Description of the task
Hunt for the word "ποντικοὶ" across the entries below, copying each line that holds it.

Data excerpts
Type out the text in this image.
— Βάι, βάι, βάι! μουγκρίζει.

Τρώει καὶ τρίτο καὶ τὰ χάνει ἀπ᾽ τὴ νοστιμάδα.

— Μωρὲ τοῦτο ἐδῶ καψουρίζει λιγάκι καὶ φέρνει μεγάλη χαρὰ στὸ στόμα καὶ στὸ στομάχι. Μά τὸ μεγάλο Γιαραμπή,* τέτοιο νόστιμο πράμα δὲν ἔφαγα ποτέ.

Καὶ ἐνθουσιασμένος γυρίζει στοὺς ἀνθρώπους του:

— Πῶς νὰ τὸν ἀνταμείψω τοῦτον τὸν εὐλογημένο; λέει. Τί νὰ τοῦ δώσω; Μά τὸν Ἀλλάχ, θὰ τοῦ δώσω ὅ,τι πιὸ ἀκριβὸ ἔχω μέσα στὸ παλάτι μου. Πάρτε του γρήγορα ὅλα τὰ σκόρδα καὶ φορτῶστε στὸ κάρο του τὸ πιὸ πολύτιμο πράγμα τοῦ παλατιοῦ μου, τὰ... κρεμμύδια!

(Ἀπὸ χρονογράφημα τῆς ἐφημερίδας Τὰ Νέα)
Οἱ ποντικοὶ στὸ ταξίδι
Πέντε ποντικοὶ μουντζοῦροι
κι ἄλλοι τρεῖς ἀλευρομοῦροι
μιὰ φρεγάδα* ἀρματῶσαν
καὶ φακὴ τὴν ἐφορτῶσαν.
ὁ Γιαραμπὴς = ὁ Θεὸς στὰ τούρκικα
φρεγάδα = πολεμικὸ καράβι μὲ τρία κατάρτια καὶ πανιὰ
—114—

Result for this task
Οἱ ποντικοὶ στὸ ταξίδι
Πέντε ποντικοὶ μουντζοῦροι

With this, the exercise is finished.